= GOAL OF THE EXERCISE =
Spot each line in the records below where the word "such" occurs, then copy it.

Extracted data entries
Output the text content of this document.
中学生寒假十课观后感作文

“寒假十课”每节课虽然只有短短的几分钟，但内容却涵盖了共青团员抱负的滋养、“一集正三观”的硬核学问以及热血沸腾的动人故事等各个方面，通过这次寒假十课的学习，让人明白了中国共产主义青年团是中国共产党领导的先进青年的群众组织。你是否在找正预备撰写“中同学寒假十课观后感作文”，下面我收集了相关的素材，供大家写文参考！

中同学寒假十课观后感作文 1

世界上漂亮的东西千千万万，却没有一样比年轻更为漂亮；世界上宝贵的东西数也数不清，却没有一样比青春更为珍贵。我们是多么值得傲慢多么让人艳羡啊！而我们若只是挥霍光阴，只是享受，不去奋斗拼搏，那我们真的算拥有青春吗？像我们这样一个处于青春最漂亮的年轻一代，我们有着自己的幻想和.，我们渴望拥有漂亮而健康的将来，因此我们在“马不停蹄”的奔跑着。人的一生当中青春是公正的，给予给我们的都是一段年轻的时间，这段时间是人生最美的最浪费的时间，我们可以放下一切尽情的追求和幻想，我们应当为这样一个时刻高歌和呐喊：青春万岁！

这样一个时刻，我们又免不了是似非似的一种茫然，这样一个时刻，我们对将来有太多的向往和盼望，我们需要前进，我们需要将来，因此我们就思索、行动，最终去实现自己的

--

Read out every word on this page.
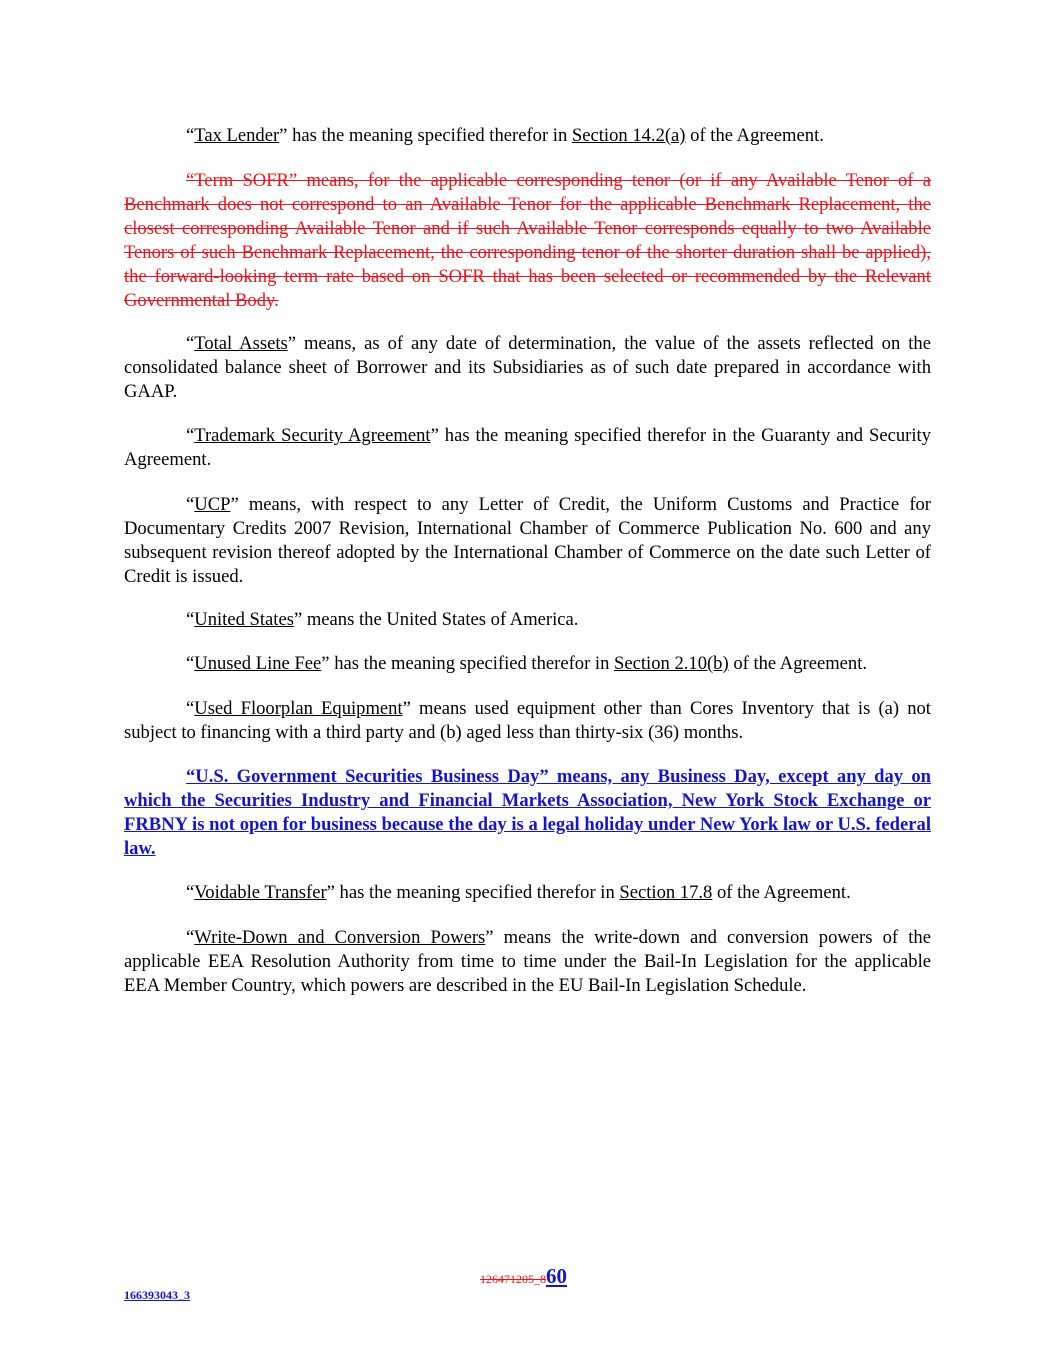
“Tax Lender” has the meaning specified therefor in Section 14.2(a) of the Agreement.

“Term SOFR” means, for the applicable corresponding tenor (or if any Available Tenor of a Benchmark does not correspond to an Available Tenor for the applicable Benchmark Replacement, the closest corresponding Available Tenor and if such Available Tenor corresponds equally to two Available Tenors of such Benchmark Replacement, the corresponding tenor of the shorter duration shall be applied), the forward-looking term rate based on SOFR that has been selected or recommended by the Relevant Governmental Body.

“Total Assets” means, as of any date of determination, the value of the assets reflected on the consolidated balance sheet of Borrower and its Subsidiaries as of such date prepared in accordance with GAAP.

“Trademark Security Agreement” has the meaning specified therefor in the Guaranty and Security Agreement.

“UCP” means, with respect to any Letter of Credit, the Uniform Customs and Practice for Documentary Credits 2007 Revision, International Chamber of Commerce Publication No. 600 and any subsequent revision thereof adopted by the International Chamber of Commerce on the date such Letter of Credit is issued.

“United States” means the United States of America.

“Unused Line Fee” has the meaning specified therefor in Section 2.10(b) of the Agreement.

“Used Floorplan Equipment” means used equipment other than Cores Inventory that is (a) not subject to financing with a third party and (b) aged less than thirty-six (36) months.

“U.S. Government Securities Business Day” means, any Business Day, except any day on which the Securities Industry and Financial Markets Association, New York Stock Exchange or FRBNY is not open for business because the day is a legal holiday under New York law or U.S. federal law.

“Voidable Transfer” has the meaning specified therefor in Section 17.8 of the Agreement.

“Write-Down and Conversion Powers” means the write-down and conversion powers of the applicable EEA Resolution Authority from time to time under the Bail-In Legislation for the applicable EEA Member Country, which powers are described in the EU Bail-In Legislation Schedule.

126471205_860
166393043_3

* * *

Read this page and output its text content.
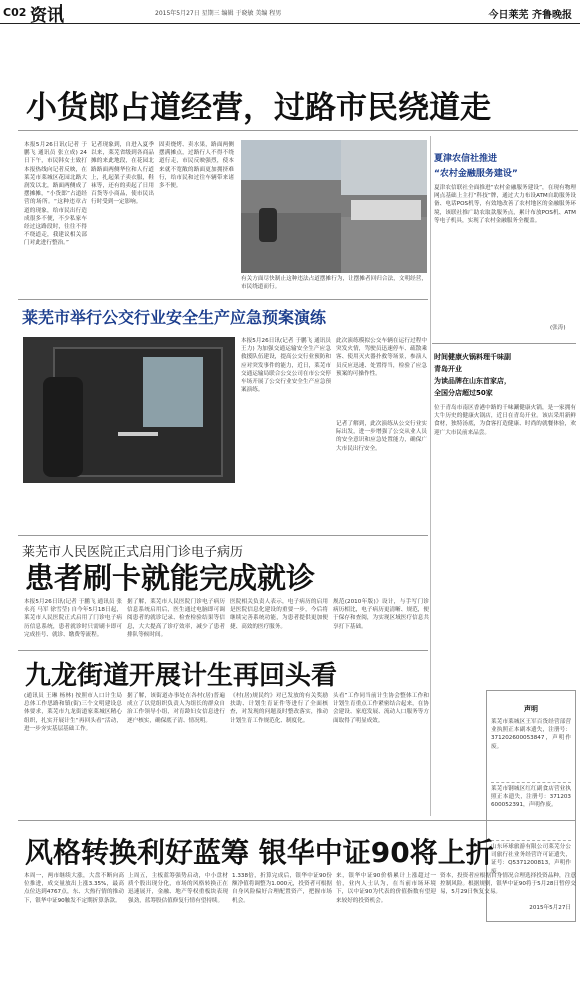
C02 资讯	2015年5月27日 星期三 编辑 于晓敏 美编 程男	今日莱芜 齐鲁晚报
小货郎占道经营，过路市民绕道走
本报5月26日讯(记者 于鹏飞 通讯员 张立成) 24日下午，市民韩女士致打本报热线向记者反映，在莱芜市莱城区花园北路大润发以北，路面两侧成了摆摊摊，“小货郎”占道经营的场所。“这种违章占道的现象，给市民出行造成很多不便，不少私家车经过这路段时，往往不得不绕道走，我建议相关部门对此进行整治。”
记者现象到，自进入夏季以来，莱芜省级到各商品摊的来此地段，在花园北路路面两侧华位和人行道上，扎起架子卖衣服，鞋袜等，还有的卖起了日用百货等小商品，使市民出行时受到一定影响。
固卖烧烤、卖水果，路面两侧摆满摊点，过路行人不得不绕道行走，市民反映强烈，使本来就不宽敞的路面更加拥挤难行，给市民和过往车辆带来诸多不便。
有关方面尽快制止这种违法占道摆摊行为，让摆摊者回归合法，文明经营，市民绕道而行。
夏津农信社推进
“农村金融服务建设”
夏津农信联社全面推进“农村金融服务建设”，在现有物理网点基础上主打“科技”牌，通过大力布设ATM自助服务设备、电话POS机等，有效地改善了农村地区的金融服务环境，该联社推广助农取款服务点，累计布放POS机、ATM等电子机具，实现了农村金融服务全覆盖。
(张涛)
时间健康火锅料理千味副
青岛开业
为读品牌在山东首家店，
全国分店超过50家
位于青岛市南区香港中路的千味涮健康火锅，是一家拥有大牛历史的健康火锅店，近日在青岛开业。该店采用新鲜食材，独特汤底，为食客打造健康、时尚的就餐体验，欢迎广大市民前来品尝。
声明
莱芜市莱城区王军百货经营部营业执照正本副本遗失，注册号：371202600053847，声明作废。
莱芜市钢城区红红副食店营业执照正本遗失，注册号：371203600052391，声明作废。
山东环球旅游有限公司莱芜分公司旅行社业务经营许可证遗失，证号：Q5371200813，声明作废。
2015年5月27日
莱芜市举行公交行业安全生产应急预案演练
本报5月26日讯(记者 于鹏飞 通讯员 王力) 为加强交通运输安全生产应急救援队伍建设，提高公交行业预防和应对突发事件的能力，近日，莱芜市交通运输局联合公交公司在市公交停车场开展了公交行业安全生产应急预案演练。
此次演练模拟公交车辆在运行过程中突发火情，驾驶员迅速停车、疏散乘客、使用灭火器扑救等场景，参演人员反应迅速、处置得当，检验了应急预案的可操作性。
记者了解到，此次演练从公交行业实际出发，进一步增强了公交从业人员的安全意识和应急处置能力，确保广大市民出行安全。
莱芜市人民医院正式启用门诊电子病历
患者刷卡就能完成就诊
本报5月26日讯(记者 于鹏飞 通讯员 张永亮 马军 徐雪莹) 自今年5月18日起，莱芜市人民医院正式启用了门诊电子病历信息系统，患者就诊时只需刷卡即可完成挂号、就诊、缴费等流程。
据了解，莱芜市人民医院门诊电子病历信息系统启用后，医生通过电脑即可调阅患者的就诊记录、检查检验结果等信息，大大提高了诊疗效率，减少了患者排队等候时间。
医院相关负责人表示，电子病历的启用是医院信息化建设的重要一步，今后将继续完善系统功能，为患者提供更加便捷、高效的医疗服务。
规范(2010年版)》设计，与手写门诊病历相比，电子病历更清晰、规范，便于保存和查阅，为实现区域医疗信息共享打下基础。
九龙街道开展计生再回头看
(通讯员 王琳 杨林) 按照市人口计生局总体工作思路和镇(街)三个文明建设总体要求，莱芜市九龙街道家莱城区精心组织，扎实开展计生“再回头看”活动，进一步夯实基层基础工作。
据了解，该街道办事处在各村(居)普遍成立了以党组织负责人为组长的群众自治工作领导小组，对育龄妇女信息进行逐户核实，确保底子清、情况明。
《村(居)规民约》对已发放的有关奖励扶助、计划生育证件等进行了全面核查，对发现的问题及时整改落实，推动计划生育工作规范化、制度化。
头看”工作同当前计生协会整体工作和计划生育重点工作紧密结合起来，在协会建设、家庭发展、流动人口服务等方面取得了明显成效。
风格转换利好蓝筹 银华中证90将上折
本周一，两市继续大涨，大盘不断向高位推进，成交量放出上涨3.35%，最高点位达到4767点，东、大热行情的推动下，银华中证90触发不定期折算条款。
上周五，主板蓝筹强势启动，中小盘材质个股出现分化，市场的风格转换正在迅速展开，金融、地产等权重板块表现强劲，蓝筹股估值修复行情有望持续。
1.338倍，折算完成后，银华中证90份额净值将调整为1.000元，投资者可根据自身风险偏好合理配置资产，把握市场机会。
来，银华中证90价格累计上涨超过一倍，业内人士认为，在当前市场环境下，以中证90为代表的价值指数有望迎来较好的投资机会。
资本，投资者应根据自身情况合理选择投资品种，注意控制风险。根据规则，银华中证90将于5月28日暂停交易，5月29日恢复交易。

= EXERCISE ANSWER =
“Term SOFR” means, for the applicable corresponding tenor (or if any Available Tenor of a Benchmark does not correspond to an Available Tenor for the applicable Benchmark Replacement, the closest corresponding Available Tenor and if such Available Tenor corresponds equally to two Available Tenors of such Benchmark Replacement, the corresponding tenor of the shorter duration shall be applied), the forward-looking term rate based on SOFR that has been selected or recommended by the Relevant Governmental Body.
“Total Assets” means, as of any date of determination, the value of the assets reflected on the consolidated balance sheet of Borrower and its Subsidiaries as of such date prepared in accordance with GAAP.
“UCP” means, with respect to any Letter of Credit, the Uniform Customs and Practice for Documentary Credits 2007 Revision, International Chamber of Commerce Publication No. 600 and any subsequent revision thereof adopted by the International Chamber of Commerce on the date such Letter of Credit is issued.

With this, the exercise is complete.